> [What is needed] Print out the entries below with no edits.

> [Records for this exercise]
****************

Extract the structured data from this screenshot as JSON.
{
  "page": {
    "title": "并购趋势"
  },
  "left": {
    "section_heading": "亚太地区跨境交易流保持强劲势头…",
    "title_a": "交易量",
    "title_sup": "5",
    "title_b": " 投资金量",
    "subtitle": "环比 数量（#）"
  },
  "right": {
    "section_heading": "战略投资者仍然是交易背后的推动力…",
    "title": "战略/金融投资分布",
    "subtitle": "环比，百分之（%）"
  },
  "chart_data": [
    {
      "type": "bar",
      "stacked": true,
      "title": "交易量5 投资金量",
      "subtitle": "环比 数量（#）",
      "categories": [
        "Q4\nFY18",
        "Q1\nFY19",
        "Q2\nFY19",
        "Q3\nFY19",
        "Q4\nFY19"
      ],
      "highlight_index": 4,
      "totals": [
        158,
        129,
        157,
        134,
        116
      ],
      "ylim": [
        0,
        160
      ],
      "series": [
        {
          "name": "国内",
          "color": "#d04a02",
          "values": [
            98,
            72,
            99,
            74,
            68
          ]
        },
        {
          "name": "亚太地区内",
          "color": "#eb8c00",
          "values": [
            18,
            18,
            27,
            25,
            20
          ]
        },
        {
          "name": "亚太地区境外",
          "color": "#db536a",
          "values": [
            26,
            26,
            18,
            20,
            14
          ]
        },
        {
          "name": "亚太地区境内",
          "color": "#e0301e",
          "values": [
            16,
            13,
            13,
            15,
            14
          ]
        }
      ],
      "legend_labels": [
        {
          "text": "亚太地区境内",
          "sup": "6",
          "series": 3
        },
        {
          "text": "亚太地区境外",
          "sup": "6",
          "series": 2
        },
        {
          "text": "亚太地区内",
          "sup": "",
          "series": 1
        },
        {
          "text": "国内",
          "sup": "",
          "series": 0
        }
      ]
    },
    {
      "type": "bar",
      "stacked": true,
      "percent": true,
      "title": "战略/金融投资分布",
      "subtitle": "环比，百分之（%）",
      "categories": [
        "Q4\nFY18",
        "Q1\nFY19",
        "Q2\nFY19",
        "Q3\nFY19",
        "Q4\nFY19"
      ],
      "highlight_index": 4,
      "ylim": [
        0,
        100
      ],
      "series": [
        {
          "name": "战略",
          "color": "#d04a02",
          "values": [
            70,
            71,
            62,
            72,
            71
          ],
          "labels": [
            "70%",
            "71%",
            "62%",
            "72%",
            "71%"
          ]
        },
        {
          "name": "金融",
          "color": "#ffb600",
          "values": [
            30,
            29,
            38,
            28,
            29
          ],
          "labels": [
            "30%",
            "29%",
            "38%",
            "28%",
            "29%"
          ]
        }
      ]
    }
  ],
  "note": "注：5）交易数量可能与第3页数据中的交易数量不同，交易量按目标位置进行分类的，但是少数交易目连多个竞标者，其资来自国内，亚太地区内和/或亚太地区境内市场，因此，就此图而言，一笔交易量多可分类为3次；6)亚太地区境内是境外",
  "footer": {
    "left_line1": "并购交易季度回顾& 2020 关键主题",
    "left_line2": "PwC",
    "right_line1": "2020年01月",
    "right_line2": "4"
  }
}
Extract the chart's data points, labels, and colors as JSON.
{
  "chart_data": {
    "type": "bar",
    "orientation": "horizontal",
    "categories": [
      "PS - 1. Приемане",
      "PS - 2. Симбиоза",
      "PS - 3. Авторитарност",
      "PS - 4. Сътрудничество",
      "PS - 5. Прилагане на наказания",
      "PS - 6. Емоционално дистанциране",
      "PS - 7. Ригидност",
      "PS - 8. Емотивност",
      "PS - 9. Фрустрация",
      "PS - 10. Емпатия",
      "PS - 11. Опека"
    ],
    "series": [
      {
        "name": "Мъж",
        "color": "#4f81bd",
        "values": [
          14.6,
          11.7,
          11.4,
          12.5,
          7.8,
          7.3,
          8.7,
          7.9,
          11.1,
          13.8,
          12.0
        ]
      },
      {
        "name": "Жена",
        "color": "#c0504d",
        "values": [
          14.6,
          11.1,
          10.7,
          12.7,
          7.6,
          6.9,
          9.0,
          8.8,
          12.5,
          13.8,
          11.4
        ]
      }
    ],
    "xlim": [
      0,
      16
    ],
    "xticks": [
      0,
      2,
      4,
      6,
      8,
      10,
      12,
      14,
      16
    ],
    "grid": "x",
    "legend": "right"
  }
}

****************

> [The solution]
Extract the structured data from this screenshot as JSON.
{
  "page": {
    "title": "并购趋势"
  },
  "left": {
    "section_heading": "亚太地区跨境交易流保持强劲势头…",
    "title_a": "交易量",
    "title_sup": "5",
    "title_b": " 投资金量",
    "subtitle": "环比 数量（#）"
  },
  "right": {
    "section_heading": "战略投资者仍然是交易背后的推动力…",
    "title": "战略/金融投资分布",
    "subtitle": "环比，百分之（%）"
  },
  "chart_data": [
    {
      "type": "bar",
      "stacked": true,
      "title": "交易量5 投资金量",
      "subtitle": "环比 数量（#）",
      "categories": [
        "Q4\nFY18",
        "Q1\nFY19",
        "Q2\nFY19",
        "Q3\nFY19",
        "Q4\nFY19"
      ],
      "highlight_index": 4,
      "totals": [
        158,
        129,
        157,
        134,
        116
      ],
      "ylim": [
        0,
        160
      ],
      "series": [
        {
          "name": "国内",
          "color": "#d04a02",
          "values": [
            98,
            72,
            99,
            74,
            68
          ]
        },
        {
          "name": "亚太地区内",
          "color": "#eb8c00",
          "values": [
            18,
            18,
            27,
            25,
            20
          ]
        },
        {
          "name": "亚太地区境外",
          "color": "#db536a",
          "values": [
            26,
            26,
            18,
            20,
            14
          ]
        },
        {
          "name": "亚太地区境内",
          "color": "#e0301e",
          "values": [
            16,
            13,
            13,
            15,
            14
          ]
        }
      ],
      "legend_labels": [
        {
          "text": "亚太地区境内",
          "sup": "6",
          "series": 3
        },
        {
          "text": "亚太地区境外",
          "sup": "6",
          "series": 2
        },
        {
          "text": "亚太地区内",
          "sup": "",
          "series": 1
        },
        {
          "text": "国内",
          "sup": "",
          "series": 0
        }
      ]
    },
    {
      "type": "bar",
      "stacked": true,
      "percent": true,
      "title": "战略/金融投资分布",
      "subtitle": "环比，百分之（%）",
      "categories": [
        "Q4\nFY18",
        "Q1\nFY19",
        "Q2\nFY19",
        "Q3\nFY19",
        "Q4\nFY19"
      ],
      "highlight_index": 4,
      "ylim": [
        0,
        100
      ],
      "series": [
        {
          "name": "战略",
          "color": "#d04a02",
          "values": [
            70,
            71,
            62,
            72,
            71
          ],
          "labels": [
            "70%",
            "71%",
            "62%",
            "72%",
            "71%"
          ]
        },
        {
          "name": "金融",
          "color": "#ffb600",
          "values": [
            30,
            29,
            38,
            28,
            29
          ],
          "labels": [
            "30%",
            "29%",
            "38%",
            "28%",
            "29%"
          ]
        }
      ]
    }
  ],
  "note": "注：5）交易数量可能与第3页数据中的交易数量不同，交易量按目标位置进行分类的，但是少数交易目连多个竞标者，其资来自国内，亚太地区内和/或亚太地区境内市场，因此，就此图而言，一笔交易量多可分类为3次；6)亚太地区境内是境外",
  "footer": {
    "left_line1": "并购交易季度回顾& 2020 关键主题",
    "left_line2": "PwC",
    "right_line1": "2020年01月",
    "right_line2": "4"
  }
}
Extract the chart's data points, labels, and colors as JSON.
{
  "chart_data": {
    "type": "bar",
    "orientation": "horizontal",
    "categories": [
      "PS - 1. Приемане",
      "PS - 2. Симбиоза",
      "PS - 3. Авторитарност",
      "PS - 4. Сътрудничество",
      "PS - 5. Прилагане на наказания",
      "PS - 6. Емоционално дистанциране",
      "PS - 7. Ригидност",
      "PS - 8. Емотивност",
      "PS - 9. Фрустрация",
      "PS - 10. Емпатия",
      "PS - 11. Опека"
    ],
    "series": [
      {
        "name": "Мъж",
        "color": "#4f81bd",
        "values": [
          14.6,
          11.7,
          11.4,
          12.5,
          7.8,
          7.3,
          8.7,
          7.9,
          11.1,
          13.8,
          12.0
        ]
      },
      {
        "name": "Жена",
        "color": "#c0504d",
        "values": [
          14.6,
          11.1,
          10.7,
          12.7,
          7.6,
          6.9,
          9.0,
          8.8,
          12.5,
          13.8,
          11.4
        ]
      }
    ],
    "xlim": [
      0,
      16
    ],
    "xticks": [
      0,
      2,
      4,
      6,
      8,
      10,
      12,
      14,
      16
    ],
    "grid": "x",
    "legend": "right"
  }
}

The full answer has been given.